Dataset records
- - - - -
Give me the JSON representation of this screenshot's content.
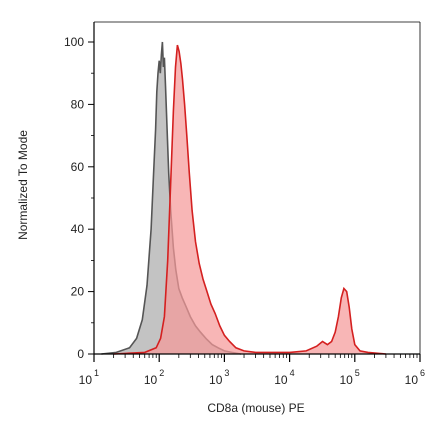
{
  "chart_data": {
    "type": "area",
    "title": "",
    "xlabel": "CD8a (mouse) PE",
    "ylabel": "Normalized To Mode",
    "xscale": "log",
    "xlim": [
      10,
      1000000
    ],
    "ylim": [
      0,
      100
    ],
    "x_ticks": [
      {
        "base": "10",
        "exp": "1",
        "value": 10
      },
      {
        "base": "10",
        "exp": "2",
        "value": 100
      },
      {
        "base": "10",
        "exp": "3",
        "value": 1000
      },
      {
        "base": "10",
        "exp": "4",
        "value": 10000
      },
      {
        "base": "10",
        "exp": "5",
        "value": 100000
      },
      {
        "base": "10",
        "exp": "6",
        "value": 1000000
      }
    ],
    "y_ticks": [
      "0",
      "20",
      "40",
      "60",
      "80",
      "100"
    ],
    "grid": false,
    "series": [
      {
        "color_fill": "#bdbdbd",
        "color_line": "#555555",
        "points": [
          [
            13,
            0
          ],
          [
            22,
            0.5
          ],
          [
            35,
            2
          ],
          [
            45,
            5
          ],
          [
            55,
            11
          ],
          [
            65,
            22
          ],
          [
            75,
            40
          ],
          [
            82,
            58
          ],
          [
            88,
            72
          ],
          [
            92,
            84
          ],
          [
            96,
            90
          ],
          [
            100,
            94
          ],
          [
            104,
            90
          ],
          [
            108,
            96
          ],
          [
            112,
            100
          ],
          [
            116,
            92
          ],
          [
            120,
            95
          ],
          [
            125,
            86
          ],
          [
            132,
            72
          ],
          [
            140,
            58
          ],
          [
            150,
            46
          ],
          [
            165,
            34
          ],
          [
            180,
            27
          ],
          [
            200,
            21
          ],
          [
            225,
            18
          ],
          [
            260,
            15
          ],
          [
            300,
            12
          ],
          [
            360,
            9
          ],
          [
            430,
            7
          ],
          [
            520,
            5
          ],
          [
            650,
            3
          ],
          [
            800,
            2
          ],
          [
            1000,
            1
          ],
          [
            1300,
            0.5
          ],
          [
            1800,
            0
          ]
        ]
      },
      {
        "color_fill": "#f59a9a",
        "color_line": "#d42020",
        "points": [
          [
            20,
            0
          ],
          [
            60,
            0.5
          ],
          [
            90,
            2
          ],
          [
            105,
            5
          ],
          [
            120,
            12
          ],
          [
            135,
            30
          ],
          [
            150,
            55
          ],
          [
            165,
            78
          ],
          [
            178,
            92
          ],
          [
            190,
            99
          ],
          [
            202,
            97
          ],
          [
            215,
            93
          ],
          [
            228,
            88
          ],
          [
            245,
            80
          ],
          [
            265,
            70
          ],
          [
            290,
            58
          ],
          [
            320,
            46
          ],
          [
            360,
            36
          ],
          [
            410,
            29
          ],
          [
            470,
            24
          ],
          [
            540,
            20
          ],
          [
            620,
            16
          ],
          [
            720,
            13
          ],
          [
            850,
            9
          ],
          [
            1000,
            6
          ],
          [
            1200,
            4
          ],
          [
            1500,
            2
          ],
          [
            2000,
            1
          ],
          [
            3000,
            0.5
          ],
          [
            5000,
            0.5
          ],
          [
            10000,
            0.5
          ],
          [
            18000,
            1
          ],
          [
            26000,
            2.5
          ],
          [
            32000,
            4
          ],
          [
            38000,
            3
          ],
          [
            44000,
            4
          ],
          [
            50000,
            7
          ],
          [
            56000,
            12
          ],
          [
            62000,
            18
          ],
          [
            68000,
            21
          ],
          [
            75000,
            20
          ],
          [
            82000,
            15
          ],
          [
            90000,
            8
          ],
          [
            100000,
            3
          ],
          [
            120000,
            1
          ],
          [
            160000,
            0.5
          ],
          [
            300000,
            0
          ]
        ]
      }
    ]
  }
}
- - - - -
GIVEN INSTRUCTION. Keep every word of the data as it is when you write it out, but drop the pictures.

THE OUTPUT.
Give me the JSON representation of this screenshot's content.
{
  "chart_data": {
    "type": "area",
    "title": "",
    "xlabel": "CD8a (mouse) PE",
    "ylabel": "Normalized To Mode",
    "xscale": "log",
    "xlim": [
      10,
      1000000
    ],
    "ylim": [
      0,
      100
    ],
    "x_ticks": [
      {
        "base": "10",
        "exp": "1",
        "value": 10
      },
      {
        "base": "10",
        "exp": "2",
        "value": 100
      },
      {
        "base": "10",
        "exp": "3",
        "value": 1000
      },
      {
        "base": "10",
        "exp": "4",
        "value": 10000
      },
      {
        "base": "10",
        "exp": "5",
        "value": 100000
      },
      {
        "base": "10",
        "exp": "6",
        "value": 1000000
      }
    ],
    "y_ticks": [
      "0",
      "20",
      "40",
      "60",
      "80",
      "100"
    ],
    "grid": false,
    "series": [
      {
        "color_fill": "#bdbdbd",
        "color_line": "#555555",
        "points": [
          [
            13,
            0
          ],
          [
            22,
            0.5
          ],
          [
            35,
            2
          ],
          [
            45,
            5
          ],
          [
            55,
            11
          ],
          [
            65,
            22
          ],
          [
            75,
            40
          ],
          [
            82,
            58
          ],
          [
            88,
            72
          ],
          [
            92,
            84
          ],
          [
            96,
            90
          ],
          [
            100,
            94
          ],
          [
            104,
            90
          ],
          [
            108,
            96
          ],
          [
            112,
            100
          ],
          [
            116,
            92
          ],
          [
            120,
            95
          ],
          [
            125,
            86
          ],
          [
            132,
            72
          ],
          [
            140,
            58
          ],
          [
            150,
            46
          ],
          [
            165,
            34
          ],
          [
            180,
            27
          ],
          [
            200,
            21
          ],
          [
            225,
            18
          ],
          [
            260,
            15
          ],
          [
            300,
            12
          ],
          [
            360,
            9
          ],
          [
            430,
            7
          ],
          [
            520,
            5
          ],
          [
            650,
            3
          ],
          [
            800,
            2
          ],
          [
            1000,
            1
          ],
          [
            1300,
            0.5
          ],
          [
            1800,
            0
          ]
        ]
      },
      {
        "color_fill": "#f59a9a",
        "color_line": "#d42020",
        "points": [
          [
            20,
            0
          ],
          [
            60,
            0.5
          ],
          [
            90,
            2
          ],
          [
            105,
            5
          ],
          [
            120,
            12
          ],
          [
            135,
            30
          ],
          [
            150,
            55
          ],
          [
            165,
            78
          ],
          [
            178,
            92
          ],
          [
            190,
            99
          ],
          [
            202,
            97
          ],
          [
            215,
            93
          ],
          [
            228,
            88
          ],
          [
            245,
            80
          ],
          [
            265,
            70
          ],
          [
            290,
            58
          ],
          [
            320,
            46
          ],
          [
            360,
            36
          ],
          [
            410,
            29
          ],
          [
            470,
            24
          ],
          [
            540,
            20
          ],
          [
            620,
            16
          ],
          [
            720,
            13
          ],
          [
            850,
            9
          ],
          [
            1000,
            6
          ],
          [
            1200,
            4
          ],
          [
            1500,
            2
          ],
          [
            2000,
            1
          ],
          [
            3000,
            0.5
          ],
          [
            5000,
            0.5
          ],
          [
            10000,
            0.5
          ],
          [
            18000,
            1
          ],
          [
            26000,
            2.5
          ],
          [
            32000,
            4
          ],
          [
            38000,
            3
          ],
          [
            44000,
            4
          ],
          [
            50000,
            7
          ],
          [
            56000,
            12
          ],
          [
            62000,
            18
          ],
          [
            68000,
            21
          ],
          [
            75000,
            20
          ],
          [
            82000,
            15
          ],
          [
            90000,
            8
          ],
          [
            100000,
            3
          ],
          [
            120000,
            1
          ],
          [
            160000,
            0.5
          ],
          [
            300000,
            0
          ]
        ]
      }
    ]
  }
}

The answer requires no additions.